Task directions:
Extract all lines that hold the string "year".

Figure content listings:
## Start

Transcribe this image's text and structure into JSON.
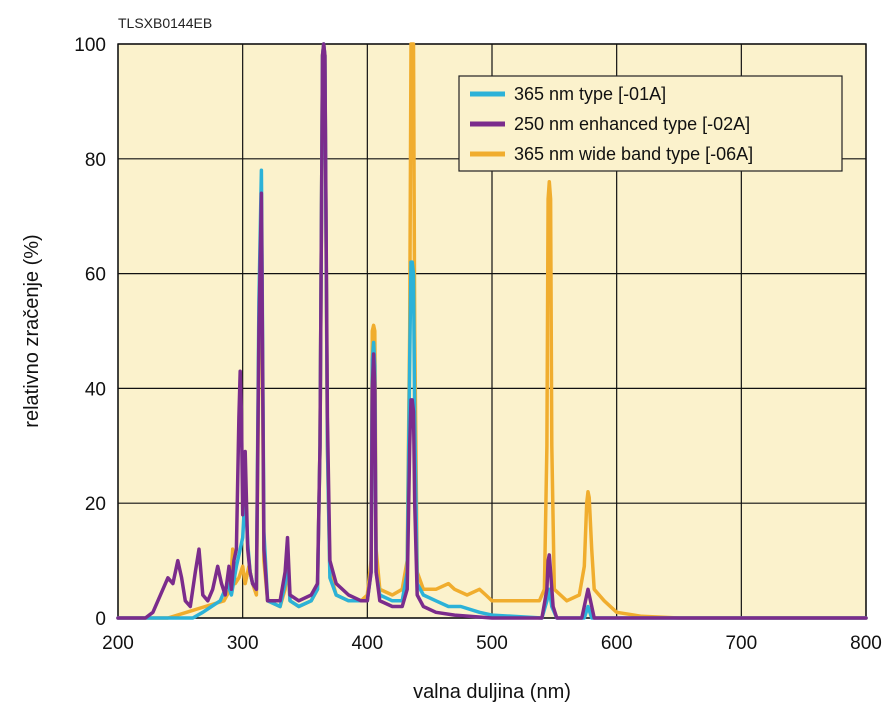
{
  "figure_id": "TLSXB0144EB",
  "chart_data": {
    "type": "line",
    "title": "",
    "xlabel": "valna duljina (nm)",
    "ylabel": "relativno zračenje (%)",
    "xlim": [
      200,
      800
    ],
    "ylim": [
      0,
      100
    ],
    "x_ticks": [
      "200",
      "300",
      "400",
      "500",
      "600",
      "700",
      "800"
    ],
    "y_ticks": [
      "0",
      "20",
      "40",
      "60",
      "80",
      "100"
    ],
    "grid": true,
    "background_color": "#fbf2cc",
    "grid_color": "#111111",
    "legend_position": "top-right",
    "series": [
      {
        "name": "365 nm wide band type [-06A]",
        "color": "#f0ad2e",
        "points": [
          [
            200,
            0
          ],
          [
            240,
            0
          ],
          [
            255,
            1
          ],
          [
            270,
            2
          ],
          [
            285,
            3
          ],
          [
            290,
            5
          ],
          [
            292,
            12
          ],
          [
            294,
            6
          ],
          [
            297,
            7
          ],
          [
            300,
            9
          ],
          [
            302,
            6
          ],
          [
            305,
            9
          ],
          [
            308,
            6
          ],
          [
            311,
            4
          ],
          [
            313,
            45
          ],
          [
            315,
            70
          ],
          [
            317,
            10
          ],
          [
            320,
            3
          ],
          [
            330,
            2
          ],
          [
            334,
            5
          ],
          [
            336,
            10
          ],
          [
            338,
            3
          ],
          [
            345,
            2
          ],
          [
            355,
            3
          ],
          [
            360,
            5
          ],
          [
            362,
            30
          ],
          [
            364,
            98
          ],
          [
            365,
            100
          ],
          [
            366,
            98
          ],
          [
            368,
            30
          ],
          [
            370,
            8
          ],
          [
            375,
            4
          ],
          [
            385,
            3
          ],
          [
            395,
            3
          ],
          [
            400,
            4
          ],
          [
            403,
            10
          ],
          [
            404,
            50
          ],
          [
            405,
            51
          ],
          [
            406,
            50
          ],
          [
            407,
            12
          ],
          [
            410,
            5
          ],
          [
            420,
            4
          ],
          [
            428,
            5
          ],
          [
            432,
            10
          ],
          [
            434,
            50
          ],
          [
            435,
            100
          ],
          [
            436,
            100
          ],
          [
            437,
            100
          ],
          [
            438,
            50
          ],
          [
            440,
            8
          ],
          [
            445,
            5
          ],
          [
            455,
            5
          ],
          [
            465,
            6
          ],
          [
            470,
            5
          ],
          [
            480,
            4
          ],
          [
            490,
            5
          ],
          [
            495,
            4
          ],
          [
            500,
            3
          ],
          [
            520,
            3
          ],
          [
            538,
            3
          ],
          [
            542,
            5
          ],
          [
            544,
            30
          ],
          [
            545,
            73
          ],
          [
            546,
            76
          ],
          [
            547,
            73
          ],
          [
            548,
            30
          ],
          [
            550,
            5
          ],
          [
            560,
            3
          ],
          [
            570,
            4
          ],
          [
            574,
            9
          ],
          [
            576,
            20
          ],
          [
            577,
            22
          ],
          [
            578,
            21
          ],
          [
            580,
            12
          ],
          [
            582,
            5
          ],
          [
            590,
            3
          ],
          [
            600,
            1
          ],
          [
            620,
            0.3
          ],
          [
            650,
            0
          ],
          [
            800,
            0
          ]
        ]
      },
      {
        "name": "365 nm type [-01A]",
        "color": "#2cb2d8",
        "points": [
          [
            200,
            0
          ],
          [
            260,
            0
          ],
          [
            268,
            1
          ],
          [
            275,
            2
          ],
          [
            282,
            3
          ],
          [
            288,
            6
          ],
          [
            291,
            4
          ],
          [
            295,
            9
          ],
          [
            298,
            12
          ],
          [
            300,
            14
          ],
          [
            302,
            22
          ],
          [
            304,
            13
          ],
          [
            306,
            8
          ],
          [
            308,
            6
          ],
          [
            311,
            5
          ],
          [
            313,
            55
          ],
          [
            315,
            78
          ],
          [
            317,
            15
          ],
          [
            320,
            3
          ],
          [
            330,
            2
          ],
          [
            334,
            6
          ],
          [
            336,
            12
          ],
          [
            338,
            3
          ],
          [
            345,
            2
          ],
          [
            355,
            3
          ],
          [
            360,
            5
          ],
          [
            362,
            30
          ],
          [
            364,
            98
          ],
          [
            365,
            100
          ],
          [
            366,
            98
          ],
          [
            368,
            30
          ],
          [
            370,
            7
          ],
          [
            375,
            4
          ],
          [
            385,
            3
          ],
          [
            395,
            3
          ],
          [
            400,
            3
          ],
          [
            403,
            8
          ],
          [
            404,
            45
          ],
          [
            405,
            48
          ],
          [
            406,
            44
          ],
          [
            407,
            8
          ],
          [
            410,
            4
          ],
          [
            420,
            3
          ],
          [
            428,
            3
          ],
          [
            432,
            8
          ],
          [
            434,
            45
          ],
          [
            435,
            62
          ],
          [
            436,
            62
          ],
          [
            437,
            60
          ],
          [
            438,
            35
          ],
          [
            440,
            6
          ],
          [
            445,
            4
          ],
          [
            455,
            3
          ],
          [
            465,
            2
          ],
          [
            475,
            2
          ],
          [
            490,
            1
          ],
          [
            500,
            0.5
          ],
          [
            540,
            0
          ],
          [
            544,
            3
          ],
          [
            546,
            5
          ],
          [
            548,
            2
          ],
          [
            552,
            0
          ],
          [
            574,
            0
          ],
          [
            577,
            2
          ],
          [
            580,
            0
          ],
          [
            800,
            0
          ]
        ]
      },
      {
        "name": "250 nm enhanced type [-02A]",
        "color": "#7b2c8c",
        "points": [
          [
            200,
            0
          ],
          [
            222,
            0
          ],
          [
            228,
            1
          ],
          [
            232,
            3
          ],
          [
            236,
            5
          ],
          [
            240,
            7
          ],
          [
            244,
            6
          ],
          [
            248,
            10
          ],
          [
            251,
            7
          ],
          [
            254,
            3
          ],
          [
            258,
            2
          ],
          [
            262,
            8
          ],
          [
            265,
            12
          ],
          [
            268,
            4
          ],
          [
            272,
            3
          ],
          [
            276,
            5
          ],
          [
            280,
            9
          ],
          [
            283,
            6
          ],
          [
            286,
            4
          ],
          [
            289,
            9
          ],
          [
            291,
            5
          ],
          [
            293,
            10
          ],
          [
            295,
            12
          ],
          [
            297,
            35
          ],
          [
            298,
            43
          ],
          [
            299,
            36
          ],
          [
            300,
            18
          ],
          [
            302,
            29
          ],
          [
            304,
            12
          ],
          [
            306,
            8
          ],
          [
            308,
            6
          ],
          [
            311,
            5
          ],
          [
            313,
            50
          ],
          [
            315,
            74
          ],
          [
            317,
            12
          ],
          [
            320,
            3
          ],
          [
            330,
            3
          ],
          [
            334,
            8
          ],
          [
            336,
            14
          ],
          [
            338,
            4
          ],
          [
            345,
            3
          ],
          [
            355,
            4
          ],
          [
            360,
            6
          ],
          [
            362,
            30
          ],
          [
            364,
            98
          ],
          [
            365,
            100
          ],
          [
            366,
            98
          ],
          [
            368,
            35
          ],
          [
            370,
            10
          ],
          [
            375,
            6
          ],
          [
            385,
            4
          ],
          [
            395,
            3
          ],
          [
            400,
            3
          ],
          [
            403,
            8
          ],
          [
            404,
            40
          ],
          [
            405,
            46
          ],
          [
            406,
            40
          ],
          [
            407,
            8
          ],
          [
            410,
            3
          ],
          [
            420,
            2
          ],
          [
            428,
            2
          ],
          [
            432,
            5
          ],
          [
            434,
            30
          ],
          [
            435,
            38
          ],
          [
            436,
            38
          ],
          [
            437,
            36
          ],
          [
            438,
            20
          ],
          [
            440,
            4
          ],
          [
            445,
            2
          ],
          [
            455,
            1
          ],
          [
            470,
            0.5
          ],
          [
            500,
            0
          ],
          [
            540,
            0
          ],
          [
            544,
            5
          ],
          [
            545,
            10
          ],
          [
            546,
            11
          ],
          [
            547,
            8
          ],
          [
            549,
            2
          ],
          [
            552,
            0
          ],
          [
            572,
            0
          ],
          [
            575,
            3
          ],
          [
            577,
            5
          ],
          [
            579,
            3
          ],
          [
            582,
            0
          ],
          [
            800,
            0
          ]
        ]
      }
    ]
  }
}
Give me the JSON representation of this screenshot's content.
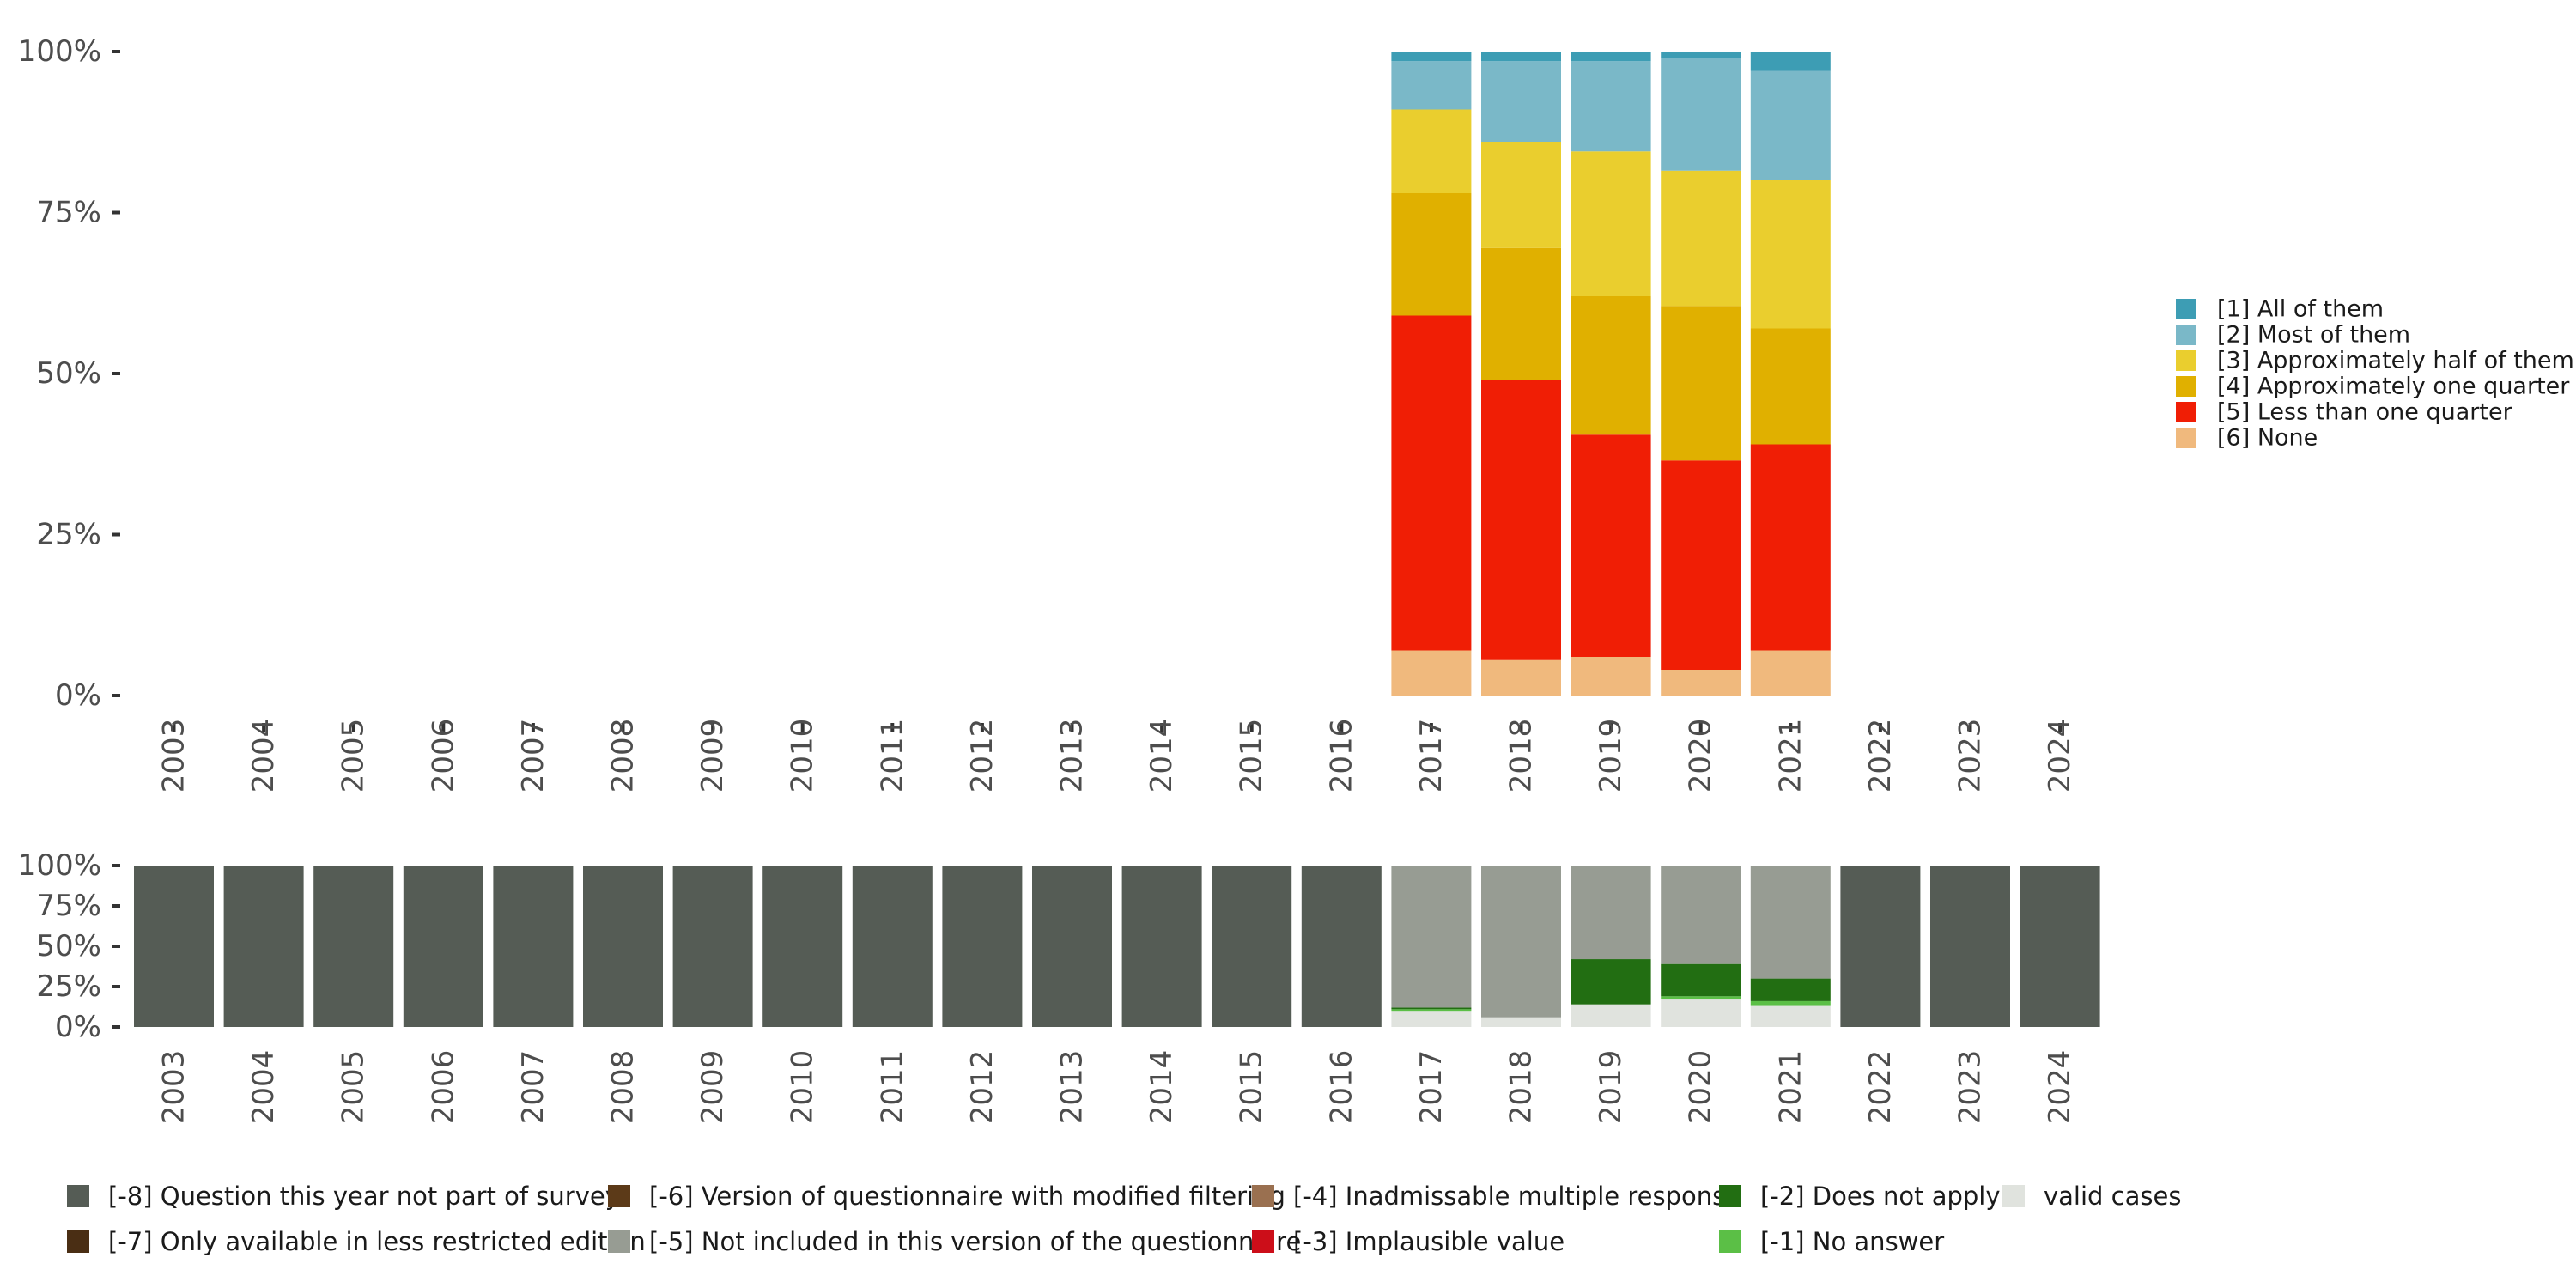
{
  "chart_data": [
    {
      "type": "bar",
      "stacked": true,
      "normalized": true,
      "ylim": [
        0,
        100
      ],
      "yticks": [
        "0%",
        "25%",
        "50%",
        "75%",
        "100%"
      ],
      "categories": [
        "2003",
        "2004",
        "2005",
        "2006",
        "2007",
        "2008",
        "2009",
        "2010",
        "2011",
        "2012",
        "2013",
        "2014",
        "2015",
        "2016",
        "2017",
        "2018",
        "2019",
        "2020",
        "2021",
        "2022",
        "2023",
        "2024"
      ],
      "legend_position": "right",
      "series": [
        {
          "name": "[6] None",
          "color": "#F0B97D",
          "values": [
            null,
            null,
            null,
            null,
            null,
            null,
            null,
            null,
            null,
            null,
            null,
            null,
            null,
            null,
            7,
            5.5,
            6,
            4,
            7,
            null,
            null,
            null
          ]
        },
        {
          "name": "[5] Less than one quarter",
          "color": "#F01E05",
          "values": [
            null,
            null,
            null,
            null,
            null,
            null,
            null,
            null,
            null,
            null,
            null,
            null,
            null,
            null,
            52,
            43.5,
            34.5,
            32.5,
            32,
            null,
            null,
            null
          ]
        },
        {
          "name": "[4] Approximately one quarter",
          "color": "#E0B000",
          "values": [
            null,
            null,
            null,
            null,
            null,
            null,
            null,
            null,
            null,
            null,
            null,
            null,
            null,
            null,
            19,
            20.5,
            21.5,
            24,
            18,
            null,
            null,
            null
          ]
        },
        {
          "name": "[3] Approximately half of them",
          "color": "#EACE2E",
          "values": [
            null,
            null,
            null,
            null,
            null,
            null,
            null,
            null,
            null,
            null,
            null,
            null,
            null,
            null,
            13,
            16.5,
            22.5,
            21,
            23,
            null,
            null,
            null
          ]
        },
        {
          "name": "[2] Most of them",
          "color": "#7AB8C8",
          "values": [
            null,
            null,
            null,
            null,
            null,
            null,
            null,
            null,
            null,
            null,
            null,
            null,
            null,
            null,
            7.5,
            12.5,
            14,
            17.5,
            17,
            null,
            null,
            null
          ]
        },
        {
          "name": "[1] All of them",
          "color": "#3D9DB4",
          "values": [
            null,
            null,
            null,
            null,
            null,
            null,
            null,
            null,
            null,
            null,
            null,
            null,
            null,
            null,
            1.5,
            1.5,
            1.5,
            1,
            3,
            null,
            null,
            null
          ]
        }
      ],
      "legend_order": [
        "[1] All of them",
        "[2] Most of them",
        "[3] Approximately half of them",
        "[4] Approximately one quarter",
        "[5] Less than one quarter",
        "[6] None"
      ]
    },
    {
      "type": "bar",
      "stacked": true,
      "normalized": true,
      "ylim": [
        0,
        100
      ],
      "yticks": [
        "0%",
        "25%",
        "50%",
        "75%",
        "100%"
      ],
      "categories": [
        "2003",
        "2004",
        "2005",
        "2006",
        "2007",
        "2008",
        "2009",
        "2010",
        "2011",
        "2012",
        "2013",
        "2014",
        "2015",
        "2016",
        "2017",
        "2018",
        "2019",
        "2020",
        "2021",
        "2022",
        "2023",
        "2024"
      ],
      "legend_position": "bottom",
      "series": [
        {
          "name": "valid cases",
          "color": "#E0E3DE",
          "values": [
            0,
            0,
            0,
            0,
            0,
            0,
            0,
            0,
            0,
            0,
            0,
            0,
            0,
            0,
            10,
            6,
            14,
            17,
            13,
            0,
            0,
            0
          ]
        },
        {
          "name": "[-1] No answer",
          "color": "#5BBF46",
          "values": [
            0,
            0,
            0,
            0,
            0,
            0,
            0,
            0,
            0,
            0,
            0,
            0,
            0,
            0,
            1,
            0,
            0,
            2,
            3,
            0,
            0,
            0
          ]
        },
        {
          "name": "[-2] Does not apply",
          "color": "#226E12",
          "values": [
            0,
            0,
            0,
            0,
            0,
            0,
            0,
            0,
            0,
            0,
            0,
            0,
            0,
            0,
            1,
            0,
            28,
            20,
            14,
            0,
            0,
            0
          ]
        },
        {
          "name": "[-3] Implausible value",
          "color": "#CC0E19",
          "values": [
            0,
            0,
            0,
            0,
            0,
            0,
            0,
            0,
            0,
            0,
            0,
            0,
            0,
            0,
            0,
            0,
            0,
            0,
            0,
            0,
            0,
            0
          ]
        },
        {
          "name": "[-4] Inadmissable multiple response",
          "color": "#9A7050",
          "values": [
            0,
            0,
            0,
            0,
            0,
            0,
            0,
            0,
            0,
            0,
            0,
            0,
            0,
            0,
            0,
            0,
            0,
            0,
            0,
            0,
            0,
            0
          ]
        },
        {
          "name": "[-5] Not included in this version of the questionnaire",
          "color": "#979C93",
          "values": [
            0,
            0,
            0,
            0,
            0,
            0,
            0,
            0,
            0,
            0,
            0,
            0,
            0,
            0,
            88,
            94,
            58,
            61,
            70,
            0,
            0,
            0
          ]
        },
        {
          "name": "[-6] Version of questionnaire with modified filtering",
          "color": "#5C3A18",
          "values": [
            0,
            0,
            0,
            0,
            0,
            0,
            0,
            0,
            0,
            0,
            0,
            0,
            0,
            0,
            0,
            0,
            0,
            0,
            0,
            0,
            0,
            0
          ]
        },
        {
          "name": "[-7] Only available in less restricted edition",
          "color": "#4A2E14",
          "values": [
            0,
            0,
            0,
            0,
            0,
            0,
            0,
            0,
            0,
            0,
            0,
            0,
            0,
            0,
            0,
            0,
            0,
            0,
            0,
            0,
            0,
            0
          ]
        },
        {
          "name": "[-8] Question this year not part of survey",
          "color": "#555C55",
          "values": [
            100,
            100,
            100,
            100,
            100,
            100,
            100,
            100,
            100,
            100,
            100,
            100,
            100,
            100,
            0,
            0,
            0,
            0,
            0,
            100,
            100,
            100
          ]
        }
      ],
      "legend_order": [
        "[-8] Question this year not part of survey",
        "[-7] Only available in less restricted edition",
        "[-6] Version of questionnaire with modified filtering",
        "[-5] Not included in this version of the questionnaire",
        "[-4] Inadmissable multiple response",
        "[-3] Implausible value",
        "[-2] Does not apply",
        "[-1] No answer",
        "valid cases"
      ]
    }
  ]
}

## End

Complete output:
          "name": "[-8] Question this year not part of survey",
        "[-8] Question this year not part of survey",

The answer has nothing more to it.